▸ **Task to carry out**
Select the lines that hold the word "text" and copy each one.

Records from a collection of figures

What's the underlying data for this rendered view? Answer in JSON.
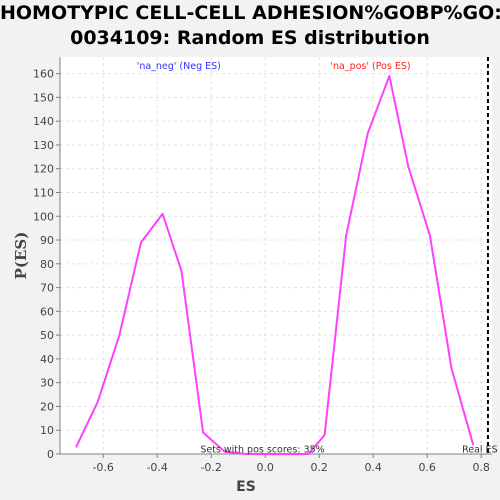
{
  "title_line1": "HOMOTYPIC CELL-CELL ADHESION%GOBP%GO:",
  "title_line2": "0034109: Random ES distribution",
  "chart_data": {
    "type": "line",
    "xlabel": "ES",
    "ylabel": "P(ES)",
    "xlim": [
      -0.76,
      0.84
    ],
    "ylim": [
      0,
      167
    ],
    "x_ticks": [
      -0.6,
      -0.4,
      -0.2,
      0.0,
      0.2,
      0.4,
      0.6,
      0.8
    ],
    "x_tick_labels": [
      "-0.6",
      "-0.4",
      "-0.2",
      "0.0",
      "0.2",
      "0.4",
      "0.6",
      "0.8"
    ],
    "y_ticks": [
      0,
      10,
      20,
      30,
      40,
      50,
      60,
      70,
      80,
      90,
      100,
      110,
      120,
      130,
      140,
      150,
      160
    ],
    "y_tick_labels": [
      "0",
      "10",
      "20",
      "30",
      "40",
      "50",
      "60",
      "70",
      "80",
      "90",
      "100",
      "110",
      "120",
      "130",
      "140",
      "150",
      "160"
    ],
    "grid": true,
    "series": [
      {
        "color": "#ff40ff",
        "x": [
          -0.7,
          -0.62,
          -0.54,
          -0.46,
          -0.38,
          -0.31,
          -0.23,
          -0.15,
          -0.07,
          0.0,
          0.08,
          0.16,
          0.22,
          0.3,
          0.38,
          0.46,
          0.53,
          0.61,
          0.69,
          0.77
        ],
        "y": [
          3,
          22,
          50,
          89,
          101,
          77,
          9,
          1,
          0,
          0,
          0,
          0,
          8,
          92,
          135,
          159,
          121,
          92,
          36,
          4
        ]
      }
    ],
    "annotations": [
      {
        "text": "'na_neg' (Neg ES)",
        "x": -0.32,
        "y": 162,
        "color": "#3333ff"
      },
      {
        "text": "'na_pos' (Pos ES)",
        "x": 0.39,
        "y": 162,
        "color": "#ff2020"
      },
      {
        "text": "Sets with pos scores: 35%",
        "x": -0.01,
        "y": 0.7,
        "color": "#333333"
      },
      {
        "text": "Real ES",
        "x": 0.795,
        "y": 0.7,
        "color": "#333333"
      }
    ],
    "real_es_line": {
      "x": 0.825,
      "style": "dashed",
      "color": "#000000"
    }
  }
}
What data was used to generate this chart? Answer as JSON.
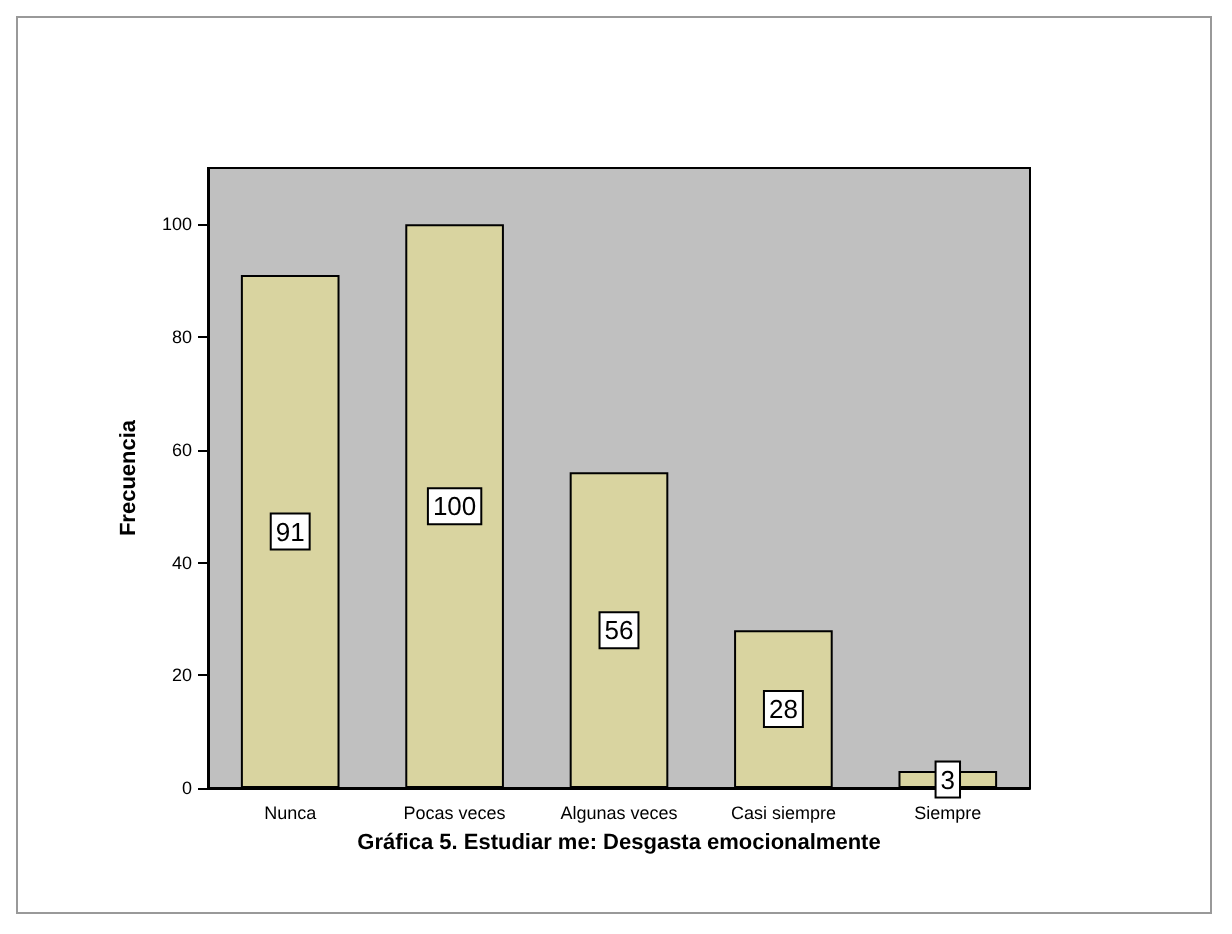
{
  "chart_data": {
    "type": "bar",
    "xlabel": "Gráfica 5. Estudiar me: Desgasta emocionalmente",
    "ylabel": "Frecuencia",
    "categories": [
      "Nunca",
      "Pocas veces",
      "Algunas veces",
      "Casi siempre",
      "Siempre"
    ],
    "values": [
      91,
      100,
      56,
      28,
      3
    ],
    "color": "#d9d4a0",
    "ylim": [
      0,
      110
    ],
    "yticks": [
      0,
      20,
      40,
      60,
      80,
      100
    ],
    "data_labels": true,
    "grid": false
  }
}
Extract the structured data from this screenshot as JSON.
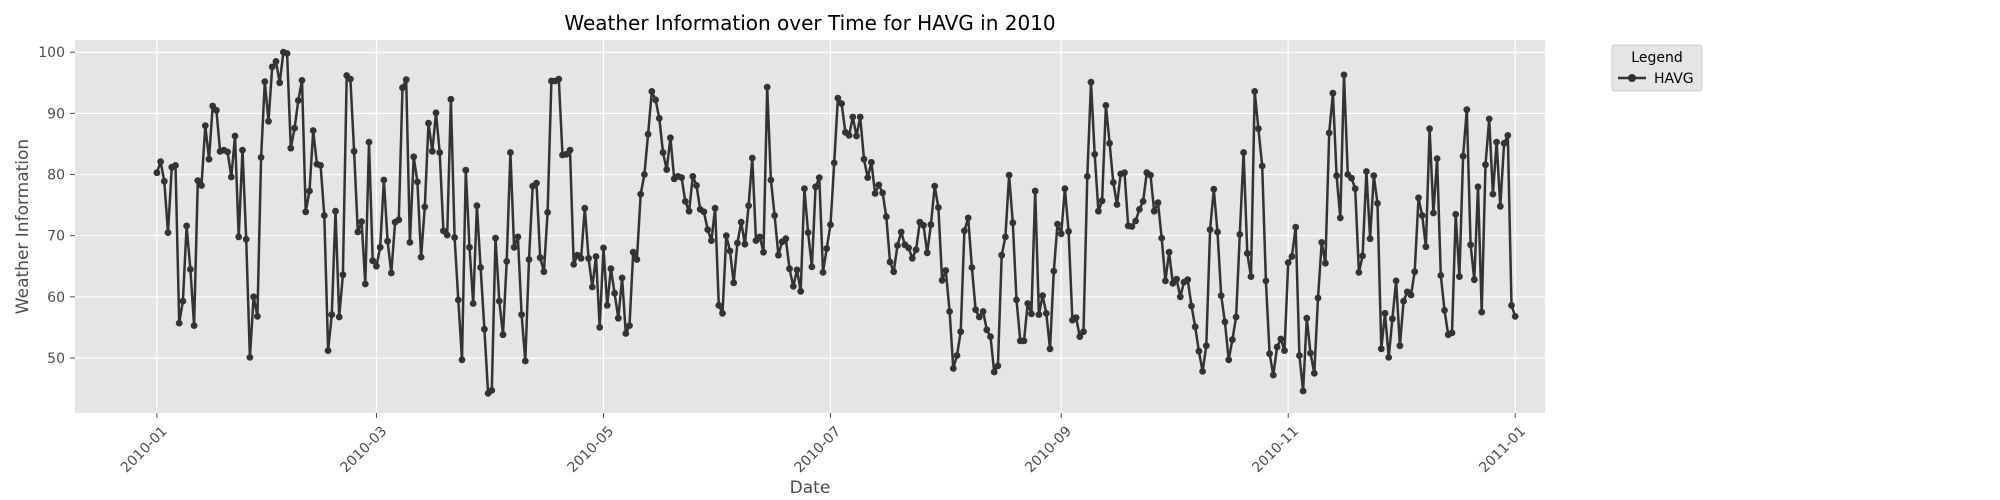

▸ **Final result**
        "text": "'na_neg' (Neg ES)",
        "text": "'na_pos' (Pos ES)",
        "text": "Sets with pos scores: 35%",
        "text": "Real ES",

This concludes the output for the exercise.